--- start of Extracted material ---

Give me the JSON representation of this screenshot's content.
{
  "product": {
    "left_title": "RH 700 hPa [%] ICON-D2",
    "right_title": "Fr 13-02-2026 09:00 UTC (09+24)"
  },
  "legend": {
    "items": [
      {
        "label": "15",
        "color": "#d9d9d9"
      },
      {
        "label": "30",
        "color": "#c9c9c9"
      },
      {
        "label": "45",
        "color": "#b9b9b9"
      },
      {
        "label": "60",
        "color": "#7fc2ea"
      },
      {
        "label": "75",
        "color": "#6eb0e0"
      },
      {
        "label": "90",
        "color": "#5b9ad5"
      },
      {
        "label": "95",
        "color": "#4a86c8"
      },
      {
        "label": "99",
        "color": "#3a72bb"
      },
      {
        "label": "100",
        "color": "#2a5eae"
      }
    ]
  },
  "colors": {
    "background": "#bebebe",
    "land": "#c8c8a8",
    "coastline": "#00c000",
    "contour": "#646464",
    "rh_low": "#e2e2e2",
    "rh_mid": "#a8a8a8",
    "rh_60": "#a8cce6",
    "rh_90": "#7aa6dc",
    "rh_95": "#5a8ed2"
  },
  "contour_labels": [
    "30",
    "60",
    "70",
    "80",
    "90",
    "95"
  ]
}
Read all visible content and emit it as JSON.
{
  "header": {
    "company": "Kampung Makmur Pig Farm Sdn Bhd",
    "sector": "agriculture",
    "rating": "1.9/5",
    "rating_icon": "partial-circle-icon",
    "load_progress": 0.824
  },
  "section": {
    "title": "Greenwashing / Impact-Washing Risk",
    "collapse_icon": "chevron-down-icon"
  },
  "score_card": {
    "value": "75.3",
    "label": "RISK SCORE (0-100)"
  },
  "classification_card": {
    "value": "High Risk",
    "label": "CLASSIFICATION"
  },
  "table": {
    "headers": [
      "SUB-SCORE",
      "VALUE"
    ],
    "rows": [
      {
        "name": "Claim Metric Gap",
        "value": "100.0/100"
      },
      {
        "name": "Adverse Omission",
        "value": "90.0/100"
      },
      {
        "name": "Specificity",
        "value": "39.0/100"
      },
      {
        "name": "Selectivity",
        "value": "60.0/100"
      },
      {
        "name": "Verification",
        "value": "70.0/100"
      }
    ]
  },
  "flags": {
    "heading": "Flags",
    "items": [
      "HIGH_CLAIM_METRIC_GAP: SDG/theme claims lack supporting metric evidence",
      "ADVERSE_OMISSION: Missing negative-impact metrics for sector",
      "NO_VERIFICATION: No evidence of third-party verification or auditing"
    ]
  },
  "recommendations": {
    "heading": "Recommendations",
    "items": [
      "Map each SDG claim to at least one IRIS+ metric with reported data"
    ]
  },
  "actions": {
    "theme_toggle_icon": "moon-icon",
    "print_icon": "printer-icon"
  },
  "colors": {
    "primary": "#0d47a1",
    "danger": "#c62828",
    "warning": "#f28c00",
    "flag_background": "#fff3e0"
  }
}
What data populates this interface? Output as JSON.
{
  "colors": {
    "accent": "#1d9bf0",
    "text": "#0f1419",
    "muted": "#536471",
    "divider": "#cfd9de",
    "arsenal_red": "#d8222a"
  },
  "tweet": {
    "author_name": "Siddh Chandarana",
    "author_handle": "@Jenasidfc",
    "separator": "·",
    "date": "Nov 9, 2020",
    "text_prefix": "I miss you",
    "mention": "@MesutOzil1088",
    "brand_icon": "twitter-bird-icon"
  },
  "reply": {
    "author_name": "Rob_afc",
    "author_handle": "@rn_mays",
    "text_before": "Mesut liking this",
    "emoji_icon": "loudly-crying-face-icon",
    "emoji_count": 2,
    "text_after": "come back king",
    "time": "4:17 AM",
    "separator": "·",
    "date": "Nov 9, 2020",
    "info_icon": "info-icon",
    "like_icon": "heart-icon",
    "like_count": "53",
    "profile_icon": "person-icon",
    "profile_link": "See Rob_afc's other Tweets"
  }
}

--- end of Extracted material ---

Every line above needs to be retyped exactly.

[Finished answer]
Give me the JSON representation of this screenshot's content.
{
  "product": {
    "left_title": "RH 700 hPa [%] ICON-D2",
    "right_title": "Fr 13-02-2026 09:00 UTC (09+24)"
  },
  "legend": {
    "items": [
      {
        "label": "15",
        "color": "#d9d9d9"
      },
      {
        "label": "30",
        "color": "#c9c9c9"
      },
      {
        "label": "45",
        "color": "#b9b9b9"
      },
      {
        "label": "60",
        "color": "#7fc2ea"
      },
      {
        "label": "75",
        "color": "#6eb0e0"
      },
      {
        "label": "90",
        "color": "#5b9ad5"
      },
      {
        "label": "95",
        "color": "#4a86c8"
      },
      {
        "label": "99",
        "color": "#3a72bb"
      },
      {
        "label": "100",
        "color": "#2a5eae"
      }
    ]
  },
  "colors": {
    "background": "#bebebe",
    "land": "#c8c8a8",
    "coastline": "#00c000",
    "contour": "#646464",
    "rh_low": "#e2e2e2",
    "rh_mid": "#a8a8a8",
    "rh_60": "#a8cce6",
    "rh_90": "#7aa6dc",
    "rh_95": "#5a8ed2"
  },
  "contour_labels": [
    "30",
    "60",
    "70",
    "80",
    "90",
    "95"
  ]
}
Read all visible content and emit it as JSON.
{
  "header": {
    "company": "Kampung Makmur Pig Farm Sdn Bhd",
    "sector": "agriculture",
    "rating": "1.9/5",
    "rating_icon": "partial-circle-icon",
    "load_progress": 0.824
  },
  "section": {
    "title": "Greenwashing / Impact-Washing Risk",
    "collapse_icon": "chevron-down-icon"
  },
  "score_card": {
    "value": "75.3",
    "label": "RISK SCORE (0-100)"
  },
  "classification_card": {
    "value": "High Risk",
    "label": "CLASSIFICATION"
  },
  "table": {
    "headers": [
      "SUB-SCORE",
      "VALUE"
    ],
    "rows": [
      {
        "name": "Claim Metric Gap",
        "value": "100.0/100"
      },
      {
        "name": "Adverse Omission",
        "value": "90.0/100"
      },
      {
        "name": "Specificity",
        "value": "39.0/100"
      },
      {
        "name": "Selectivity",
        "value": "60.0/100"
      },
      {
        "name": "Verification",
        "value": "70.0/100"
      }
    ]
  },
  "flags": {
    "heading": "Flags",
    "items": [
      "HIGH_CLAIM_METRIC_GAP: SDG/theme claims lack supporting metric evidence",
      "ADVERSE_OMISSION: Missing negative-impact metrics for sector",
      "NO_VERIFICATION: No evidence of third-party verification or auditing"
    ]
  },
  "recommendations": {
    "heading": "Recommendations",
    "items": [
      "Map each SDG claim to at least one IRIS+ metric with reported data"
    ]
  },
  "actions": {
    "theme_toggle_icon": "moon-icon",
    "print_icon": "printer-icon"
  },
  "colors": {
    "primary": "#0d47a1",
    "danger": "#c62828",
    "warning": "#f28c00",
    "flag_background": "#fff3e0"
  }
}
What data populates this interface? Output as JSON.
{
  "colors": {
    "accent": "#1d9bf0",
    "text": "#0f1419",
    "muted": "#536471",
    "divider": "#cfd9de",
    "arsenal_red": "#d8222a"
  },
  "tweet": {
    "author_name": "Siddh Chandarana",
    "author_handle": "@Jenasidfc",
    "separator": "·",
    "date": "Nov 9, 2020",
    "text_prefix": "I miss you",
    "mention": "@MesutOzil1088",
    "brand_icon": "twitter-bird-icon"
  },
  "reply": {
    "author_name": "Rob_afc",
    "author_handle": "@rn_mays",
    "text_before": "Mesut liking this",
    "emoji_icon": "loudly-crying-face-icon",
    "emoji_count": 2,
    "text_after": "come back king",
    "time": "4:17 AM",
    "separator": "·",
    "date": "Nov 9, 2020",
    "info_icon": "info-icon",
    "like_icon": "heart-icon",
    "like_count": "53",
    "profile_icon": "person-icon",
    "profile_link": "See Rob_afc's other Tweets"
  }
}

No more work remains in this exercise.